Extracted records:
****************
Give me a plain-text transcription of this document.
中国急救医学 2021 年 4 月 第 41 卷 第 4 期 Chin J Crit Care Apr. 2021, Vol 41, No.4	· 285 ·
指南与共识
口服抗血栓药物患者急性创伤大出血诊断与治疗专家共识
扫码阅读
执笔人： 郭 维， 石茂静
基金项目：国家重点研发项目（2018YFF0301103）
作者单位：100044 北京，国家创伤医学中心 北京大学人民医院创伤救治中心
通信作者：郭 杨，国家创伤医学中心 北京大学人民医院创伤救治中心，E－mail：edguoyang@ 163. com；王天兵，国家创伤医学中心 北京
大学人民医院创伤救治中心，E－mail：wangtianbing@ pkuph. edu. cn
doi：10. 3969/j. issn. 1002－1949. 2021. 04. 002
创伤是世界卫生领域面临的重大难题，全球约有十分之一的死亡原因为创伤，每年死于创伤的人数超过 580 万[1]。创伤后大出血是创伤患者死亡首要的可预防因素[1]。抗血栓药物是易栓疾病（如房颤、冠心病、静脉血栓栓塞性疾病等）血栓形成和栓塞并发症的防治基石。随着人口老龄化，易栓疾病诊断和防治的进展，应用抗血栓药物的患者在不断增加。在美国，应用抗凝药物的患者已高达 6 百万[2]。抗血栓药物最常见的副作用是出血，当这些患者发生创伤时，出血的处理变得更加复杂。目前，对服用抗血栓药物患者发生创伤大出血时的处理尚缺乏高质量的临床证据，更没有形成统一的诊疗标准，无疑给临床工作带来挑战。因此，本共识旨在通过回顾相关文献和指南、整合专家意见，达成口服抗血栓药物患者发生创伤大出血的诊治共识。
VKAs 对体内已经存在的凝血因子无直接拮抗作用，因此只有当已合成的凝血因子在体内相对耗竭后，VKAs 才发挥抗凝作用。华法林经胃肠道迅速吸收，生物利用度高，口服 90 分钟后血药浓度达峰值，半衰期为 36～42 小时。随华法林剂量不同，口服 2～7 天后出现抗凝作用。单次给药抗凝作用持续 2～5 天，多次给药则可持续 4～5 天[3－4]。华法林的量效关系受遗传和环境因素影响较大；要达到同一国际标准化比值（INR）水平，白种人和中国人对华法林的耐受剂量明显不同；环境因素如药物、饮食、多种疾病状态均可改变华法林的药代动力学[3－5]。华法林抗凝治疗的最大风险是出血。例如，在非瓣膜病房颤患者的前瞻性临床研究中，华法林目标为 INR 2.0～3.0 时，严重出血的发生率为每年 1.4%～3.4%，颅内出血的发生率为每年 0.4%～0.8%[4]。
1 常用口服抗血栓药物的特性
****************
Set exercise:
The listing above should be transcribed in full, exactly as written.

Written answer:
Give me a plain-text transcription of this document.
中国急救医学 2021 年 4 月 第 41 卷 第 4 期 Chin J Crit Care Apr. 2021, Vol 41, No.4	· 285 ·
指南与共识
口服抗血栓药物患者急性创伤大出血诊断与治疗专家共识
扫码阅读
执笔人： 郭 维， 石茂静
基金项目：国家重点研发项目（2018YFF0301103）
作者单位：100044 北京，国家创伤医学中心 北京大学人民医院创伤救治中心
通信作者：郭 杨，国家创伤医学中心 北京大学人民医院创伤救治中心，E－mail：edguoyang@ 163. com；王天兵，国家创伤医学中心 北京
大学人民医院创伤救治中心，E－mail：wangtianbing@ pkuph. edu. cn
doi：10. 3969/j. issn. 1002－1949. 2021. 04. 002
创伤是世界卫生领域面临的重大难题，全球约有十分之一的死亡原因为创伤，每年死于创伤的人数超过 580 万[1]。创伤后大出血是创伤患者死亡首要的可预防因素[1]。抗血栓药物是易栓疾病（如房颤、冠心病、静脉血栓栓塞性疾病等）血栓形成和栓塞并发症的防治基石。随着人口老龄化，易栓疾病诊断和防治的进展，应用抗血栓药物的患者在不断增加。在美国，应用抗凝药物的患者已高达 6 百万[2]。抗血栓药物最常见的副作用是出血，当这些患者发生创伤时，出血的处理变得更加复杂。目前，对服用抗血栓药物患者发生创伤大出血时的处理尚缺乏高质量的临床证据，更没有形成统一的诊疗标准，无疑给临床工作带来挑战。因此，本共识旨在通过回顾相关文献和指南、整合专家意见，达成口服抗血栓药物患者发生创伤大出血的诊治共识。
VKAs 对体内已经存在的凝血因子无直接拮抗作用，因此只有当已合成的凝血因子在体内相对耗竭后，VKAs 才发挥抗凝作用。华法林经胃肠道迅速吸收，生物利用度高，口服 90 分钟后血药浓度达峰值，半衰期为 36～42 小时。随华法林剂量不同，口服 2～7 天后出现抗凝作用。单次给药抗凝作用持续 2～5 天，多次给药则可持续 4～5 天[3－4]。华法林的量效关系受遗传和环境因素影响较大；要达到同一国际标准化比值（INR）水平，白种人和中国人对华法林的耐受剂量明显不同；环境因素如药物、饮食、多种疾病状态均可改变华法林的药代动力学[3－5]。华法林抗凝治疗的最大风险是出血。例如，在非瓣膜病房颤患者的前瞻性临床研究中，华法林目标为 INR 2.0～3.0 时，严重出血的发生率为每年 1.4%～3.4%，颅内出血的发生率为每年 0.4%～0.8%[4]。
1 常用口服抗血栓药物的特性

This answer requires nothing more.